ASSIGNMENT
Repeat the records below word for word and omit each image.

*** EXERCISE INPUT ***

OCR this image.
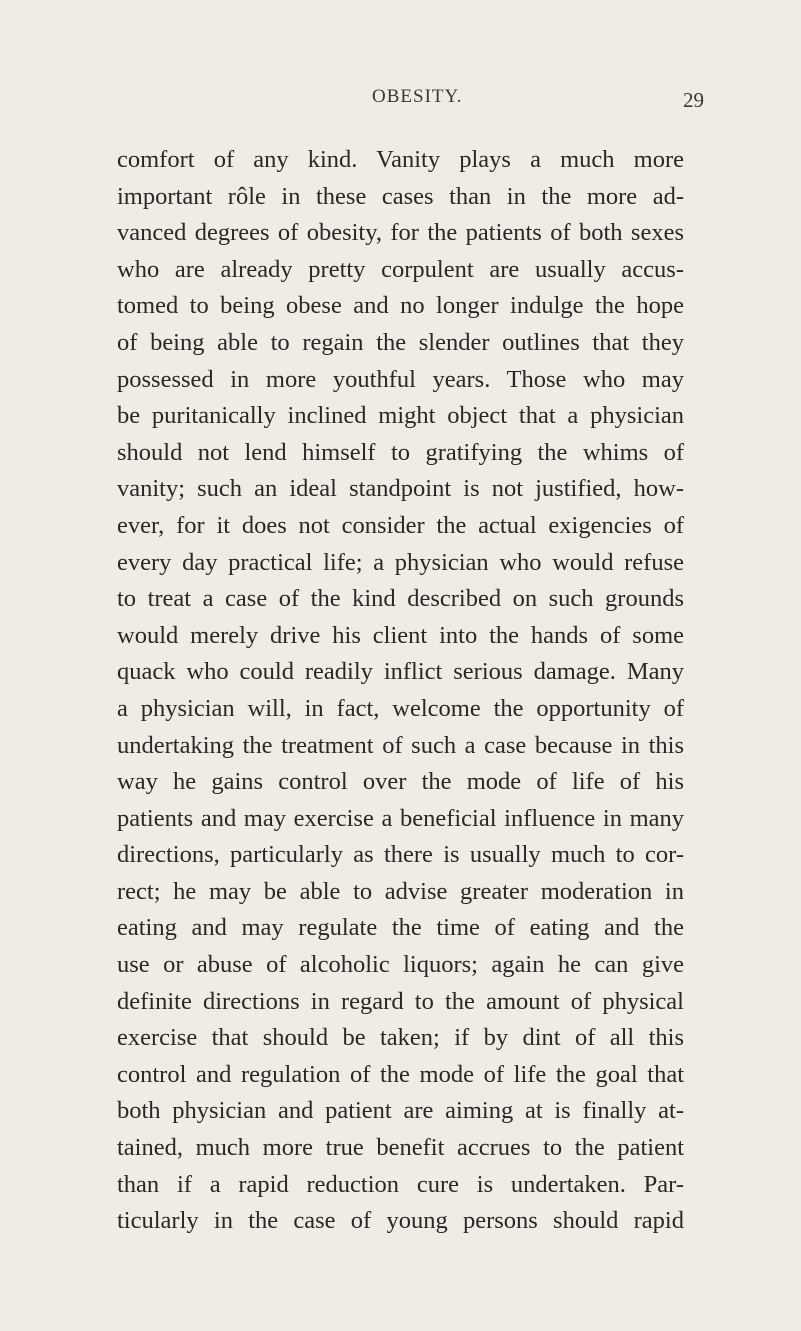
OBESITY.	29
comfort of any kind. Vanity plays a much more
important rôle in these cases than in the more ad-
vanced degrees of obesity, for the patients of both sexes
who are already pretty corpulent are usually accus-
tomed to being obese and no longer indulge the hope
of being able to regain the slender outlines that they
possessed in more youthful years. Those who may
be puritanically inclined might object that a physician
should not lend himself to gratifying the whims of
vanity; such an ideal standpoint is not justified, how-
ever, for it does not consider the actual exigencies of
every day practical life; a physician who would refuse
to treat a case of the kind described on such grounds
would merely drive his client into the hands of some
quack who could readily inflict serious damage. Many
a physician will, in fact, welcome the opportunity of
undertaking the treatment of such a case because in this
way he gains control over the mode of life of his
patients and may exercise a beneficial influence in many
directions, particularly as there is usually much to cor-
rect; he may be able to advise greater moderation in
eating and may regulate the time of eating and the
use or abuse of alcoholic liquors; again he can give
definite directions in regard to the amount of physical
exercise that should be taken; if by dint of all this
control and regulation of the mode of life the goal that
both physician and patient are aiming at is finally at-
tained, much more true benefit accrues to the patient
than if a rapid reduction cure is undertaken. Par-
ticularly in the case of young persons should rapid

*** End of EXERCISE INPUT ***

RESPONSE BOX
OCR this image.
OBESITY.	29
comfort of any kind. Vanity plays a much more
important rôle in these cases than in the more ad-
vanced degrees of obesity, for the patients of both sexes
who are already pretty corpulent are usually accus-
tomed to being obese and no longer indulge the hope
of being able to regain the slender outlines that they
possessed in more youthful years. Those who may
be puritanically inclined might object that a physician
should not lend himself to gratifying the whims of
vanity; such an ideal standpoint is not justified, how-
ever, for it does not consider the actual exigencies of
every day practical life; a physician who would refuse
to treat a case of the kind described on such grounds
would merely drive his client into the hands of some
quack who could readily inflict serious damage. Many
a physician will, in fact, welcome the opportunity of
undertaking the treatment of such a case because in this
way he gains control over the mode of life of his
patients and may exercise a beneficial influence in many
directions, particularly as there is usually much to cor-
rect; he may be able to advise greater moderation in
eating and may regulate the time of eating and the
use or abuse of alcoholic liquors; again he can give
definite directions in regard to the amount of physical
exercise that should be taken; if by dint of all this
control and regulation of the mode of life the goal that
both physician and patient are aiming at is finally at-
tained, much more true benefit accrues to the patient
than if a rapid reduction cure is undertaken. Par-
ticularly in the case of young persons should rapid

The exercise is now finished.